[TEXTE EXTRAIT]
▼▼▼

La lecture du dernier livre de Siegfried Kracauer qui vient d’être traduit en français est une expérience étrange et fascinante. Ecrit en anglais et resté inachevé, le livre, méconnu, a paru il y a plus de trente ans et pourtant ses propos font écho à des débats en cours parmi les historiens. Son auteur, connu surtout pour être un critique et théoricien du cinéma et de la photographie, n’est pas historien. L’un de ses livres les plus connus Le cinéma allemand de Caligari à Hitler. Une histoire psychologique du peuple allemand a paru en français dans la collection «Théorie et histoire du cinéma» dirigée par Freddy Buache il y a plus de trente ans également. S. Kracauer fut dans les années vingt un intellectuel important de la République de Weimar. Elève de Simmel, proche de l’Ecole de Francfort, il était alors journaliste et critique à la Frankfurter Zeitung. Contraint à l’exil à l’arrivée d’Hitler au pouvoir, il se trouvera dans une situation précaire en France d’abord, puis aux Etats-Unis.

▲▲▲

[DONNÉES DE L'EXERCICE]
▼▼▼

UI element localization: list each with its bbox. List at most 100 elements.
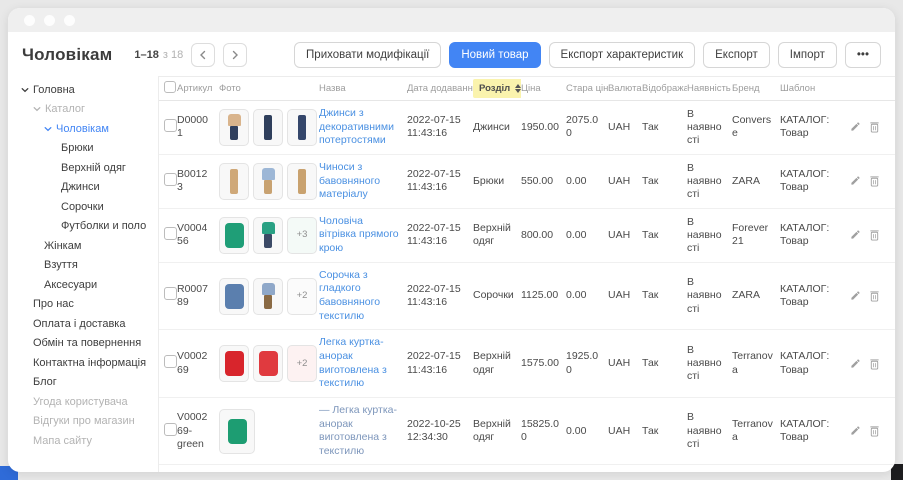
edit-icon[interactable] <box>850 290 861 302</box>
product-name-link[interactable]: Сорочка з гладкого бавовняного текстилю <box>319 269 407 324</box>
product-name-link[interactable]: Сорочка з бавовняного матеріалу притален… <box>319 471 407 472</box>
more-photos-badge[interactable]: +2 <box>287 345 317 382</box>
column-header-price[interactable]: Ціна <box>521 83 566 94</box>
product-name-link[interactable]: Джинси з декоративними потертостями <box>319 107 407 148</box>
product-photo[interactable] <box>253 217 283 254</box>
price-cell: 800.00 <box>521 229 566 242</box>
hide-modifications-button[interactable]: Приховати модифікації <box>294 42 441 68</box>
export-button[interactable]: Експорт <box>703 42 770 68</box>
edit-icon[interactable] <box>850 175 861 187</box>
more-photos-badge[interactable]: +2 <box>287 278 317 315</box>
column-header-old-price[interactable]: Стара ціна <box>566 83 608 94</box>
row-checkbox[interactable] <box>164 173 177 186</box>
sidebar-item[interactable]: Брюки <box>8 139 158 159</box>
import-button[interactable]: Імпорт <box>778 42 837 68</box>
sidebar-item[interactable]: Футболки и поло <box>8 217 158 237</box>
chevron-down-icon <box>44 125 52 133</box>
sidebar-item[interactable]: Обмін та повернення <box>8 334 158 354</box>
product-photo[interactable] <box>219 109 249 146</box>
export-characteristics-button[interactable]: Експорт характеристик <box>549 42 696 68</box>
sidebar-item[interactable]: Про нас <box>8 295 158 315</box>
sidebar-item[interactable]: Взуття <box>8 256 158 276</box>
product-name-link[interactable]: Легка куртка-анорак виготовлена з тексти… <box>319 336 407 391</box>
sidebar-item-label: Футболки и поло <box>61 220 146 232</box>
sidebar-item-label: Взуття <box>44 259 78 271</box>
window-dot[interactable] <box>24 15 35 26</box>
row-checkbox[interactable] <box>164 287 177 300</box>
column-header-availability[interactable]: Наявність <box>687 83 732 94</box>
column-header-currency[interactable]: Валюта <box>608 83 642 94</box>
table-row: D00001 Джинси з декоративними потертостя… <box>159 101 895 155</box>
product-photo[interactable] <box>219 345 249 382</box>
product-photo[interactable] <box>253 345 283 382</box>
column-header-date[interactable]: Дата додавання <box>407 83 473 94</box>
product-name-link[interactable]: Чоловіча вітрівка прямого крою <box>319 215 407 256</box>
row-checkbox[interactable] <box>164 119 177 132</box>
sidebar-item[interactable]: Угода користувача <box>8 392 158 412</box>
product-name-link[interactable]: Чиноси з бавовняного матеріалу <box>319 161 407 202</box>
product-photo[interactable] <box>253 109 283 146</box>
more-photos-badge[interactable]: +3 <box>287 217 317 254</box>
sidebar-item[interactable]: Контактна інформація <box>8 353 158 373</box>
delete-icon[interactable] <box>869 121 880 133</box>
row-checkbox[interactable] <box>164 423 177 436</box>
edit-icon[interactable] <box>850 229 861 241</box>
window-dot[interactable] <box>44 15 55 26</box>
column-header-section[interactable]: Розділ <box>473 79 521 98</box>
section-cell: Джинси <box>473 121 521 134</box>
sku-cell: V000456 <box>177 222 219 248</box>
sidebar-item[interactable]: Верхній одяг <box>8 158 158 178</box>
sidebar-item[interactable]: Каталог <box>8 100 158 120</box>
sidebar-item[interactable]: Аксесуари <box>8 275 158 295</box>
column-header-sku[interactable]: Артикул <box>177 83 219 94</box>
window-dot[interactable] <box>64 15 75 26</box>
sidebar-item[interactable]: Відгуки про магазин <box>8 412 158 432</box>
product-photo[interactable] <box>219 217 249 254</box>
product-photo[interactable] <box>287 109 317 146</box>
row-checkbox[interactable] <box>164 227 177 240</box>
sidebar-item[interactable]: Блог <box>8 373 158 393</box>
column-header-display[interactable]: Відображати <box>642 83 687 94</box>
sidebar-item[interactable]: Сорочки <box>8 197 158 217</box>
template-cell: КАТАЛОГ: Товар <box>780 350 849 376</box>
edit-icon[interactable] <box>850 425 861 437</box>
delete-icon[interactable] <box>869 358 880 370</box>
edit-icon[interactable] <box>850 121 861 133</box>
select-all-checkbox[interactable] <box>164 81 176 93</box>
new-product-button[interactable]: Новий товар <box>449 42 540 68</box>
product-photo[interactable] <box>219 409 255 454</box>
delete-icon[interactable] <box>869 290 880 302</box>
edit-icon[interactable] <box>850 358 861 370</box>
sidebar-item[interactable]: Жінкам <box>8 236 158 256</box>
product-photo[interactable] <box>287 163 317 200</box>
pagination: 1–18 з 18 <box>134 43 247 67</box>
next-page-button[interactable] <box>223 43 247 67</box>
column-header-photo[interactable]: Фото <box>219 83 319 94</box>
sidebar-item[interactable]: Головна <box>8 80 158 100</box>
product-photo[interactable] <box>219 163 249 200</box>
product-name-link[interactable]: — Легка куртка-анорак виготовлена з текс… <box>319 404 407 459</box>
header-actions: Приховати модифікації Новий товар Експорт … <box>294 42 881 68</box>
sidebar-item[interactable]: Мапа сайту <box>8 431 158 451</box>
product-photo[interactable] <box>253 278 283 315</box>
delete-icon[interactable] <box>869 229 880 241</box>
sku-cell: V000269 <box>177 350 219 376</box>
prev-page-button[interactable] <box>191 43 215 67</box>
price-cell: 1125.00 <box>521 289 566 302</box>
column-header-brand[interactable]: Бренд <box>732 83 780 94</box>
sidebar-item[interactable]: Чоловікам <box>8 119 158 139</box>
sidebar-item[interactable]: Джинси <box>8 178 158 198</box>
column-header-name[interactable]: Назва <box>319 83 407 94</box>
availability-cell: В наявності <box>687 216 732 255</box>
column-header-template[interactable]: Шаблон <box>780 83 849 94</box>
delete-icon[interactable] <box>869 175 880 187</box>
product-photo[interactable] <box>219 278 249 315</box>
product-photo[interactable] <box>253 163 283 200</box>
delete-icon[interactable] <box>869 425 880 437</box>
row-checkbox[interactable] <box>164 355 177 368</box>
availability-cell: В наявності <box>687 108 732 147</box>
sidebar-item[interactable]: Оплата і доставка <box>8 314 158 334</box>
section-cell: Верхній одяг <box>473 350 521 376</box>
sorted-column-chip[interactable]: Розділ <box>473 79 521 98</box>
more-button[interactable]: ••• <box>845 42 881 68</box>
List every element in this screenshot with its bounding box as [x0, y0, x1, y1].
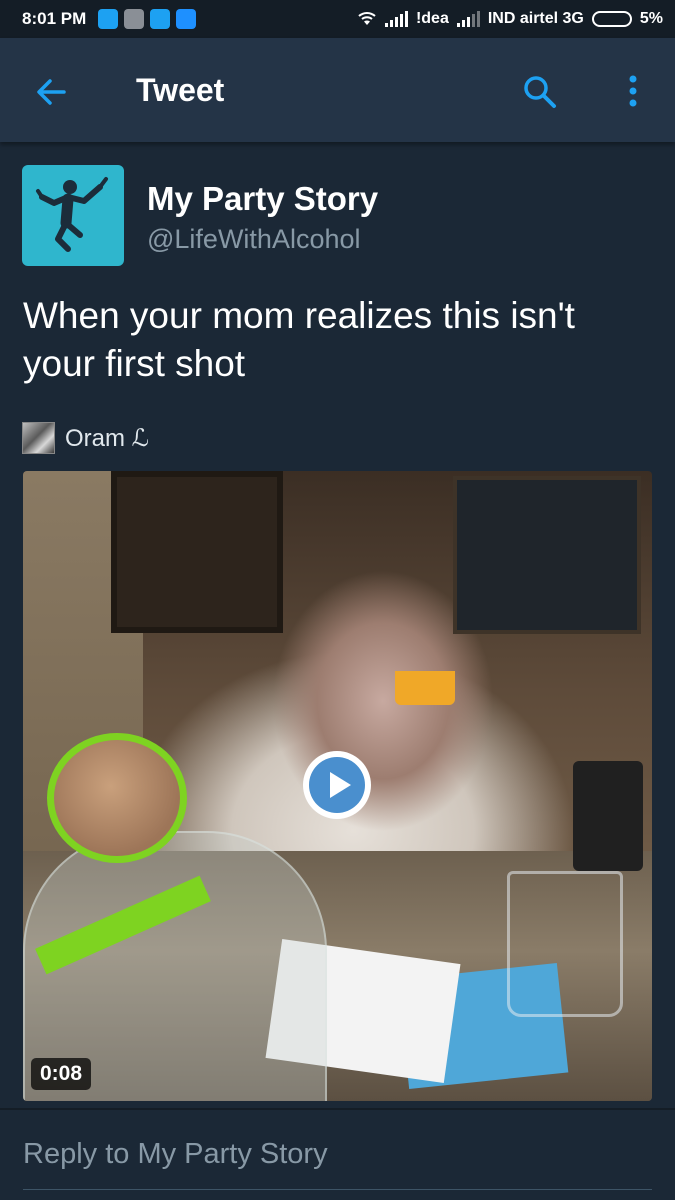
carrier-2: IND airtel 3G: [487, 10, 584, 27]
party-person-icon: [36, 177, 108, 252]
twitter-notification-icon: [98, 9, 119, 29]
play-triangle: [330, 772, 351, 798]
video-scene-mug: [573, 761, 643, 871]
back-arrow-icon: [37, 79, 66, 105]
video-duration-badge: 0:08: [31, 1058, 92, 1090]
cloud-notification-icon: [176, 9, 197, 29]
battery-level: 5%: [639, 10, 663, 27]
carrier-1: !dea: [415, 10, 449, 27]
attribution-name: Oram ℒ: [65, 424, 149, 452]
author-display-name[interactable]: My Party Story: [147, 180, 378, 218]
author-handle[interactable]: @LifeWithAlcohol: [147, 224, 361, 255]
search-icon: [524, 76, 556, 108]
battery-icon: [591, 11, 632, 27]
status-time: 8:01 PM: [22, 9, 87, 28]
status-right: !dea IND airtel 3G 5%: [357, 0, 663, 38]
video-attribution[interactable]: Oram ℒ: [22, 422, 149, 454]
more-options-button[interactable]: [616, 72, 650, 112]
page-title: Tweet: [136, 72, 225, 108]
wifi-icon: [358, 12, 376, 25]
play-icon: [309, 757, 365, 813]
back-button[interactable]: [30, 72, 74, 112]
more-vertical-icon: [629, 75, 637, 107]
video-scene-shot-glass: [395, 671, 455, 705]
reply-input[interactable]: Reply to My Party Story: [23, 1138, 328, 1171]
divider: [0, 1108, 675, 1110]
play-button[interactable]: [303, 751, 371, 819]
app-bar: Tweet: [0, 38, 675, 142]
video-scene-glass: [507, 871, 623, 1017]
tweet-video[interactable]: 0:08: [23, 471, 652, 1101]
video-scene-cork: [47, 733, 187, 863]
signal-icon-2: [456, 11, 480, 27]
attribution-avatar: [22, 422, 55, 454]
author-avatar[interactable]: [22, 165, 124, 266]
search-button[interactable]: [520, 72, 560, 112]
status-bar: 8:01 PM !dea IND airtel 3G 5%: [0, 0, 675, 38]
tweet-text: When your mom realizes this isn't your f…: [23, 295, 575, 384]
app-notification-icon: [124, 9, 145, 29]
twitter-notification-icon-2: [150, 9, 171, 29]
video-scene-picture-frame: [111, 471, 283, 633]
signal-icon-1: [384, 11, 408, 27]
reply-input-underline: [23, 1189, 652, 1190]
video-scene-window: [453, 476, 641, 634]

▲▲▲

[CONSIGNES]
• a. Traduisez en anglais la phrase suivante du texte sur Siegfried Kracauer : « Son auteur, connu surtout pour être un critique et théoricien du cinéma et de la photographie, n’est pas historien. »
• b. Dans les lignes de données, reprenez sous forme de tableau Markdown à deux colonnes, « N° » et « Ligne », les lignes allant de celle qui contient « carrier-2: IND airtel 3G: [487, 10, 584, 27] » jusqu'à celle qui contient « 224, 361, 255] », toutes deux comprises, sans les lignes vides.
Ces lignes de données sont sans rapport avec le texte.

[RÉPONSES PAR CONSIGNE]
• a. Its author, known mainly as a film and photography critic and theorist, is not a historian.

• b.
| N° | Ligne |
|---|---|
| 1 | carrier-2: IND airtel 3G: [487, 10, 584, 27] |
| 2 | party-person-icon: [36, 177, 108, 252] |
| 3 | twitter-notification-icon: [98, 9, 119, 29] |
| 4 | play-triangle: [330, 772, 351, 798] |
| 5 | video-scene-mug: [573, 761, 643, 871] |
| 6 | back-arrow-icon: [37, 79, 66, 105] |
| 7 | video-duration-badge: 0:08: [31, 1058, 92, 1090] |
| 8 | cloud-notification-icon: [176, 9, 197, 29] |
| 9 | battery-level: 5%: [639, 10, 663, 27] |
| 10 | carrier-1: !dea: [415, 10, 449, 27] |
| 11 | attribution-name: Oram ℒ: [65, 424, 149, 452] |
| 12 | author-display-name[interactable]: My Party Story: [147, 180, 378, 218] |
| 13 | author-handle[interactable]: @LifeWithAlcohol: [147, 224, 361, 255] |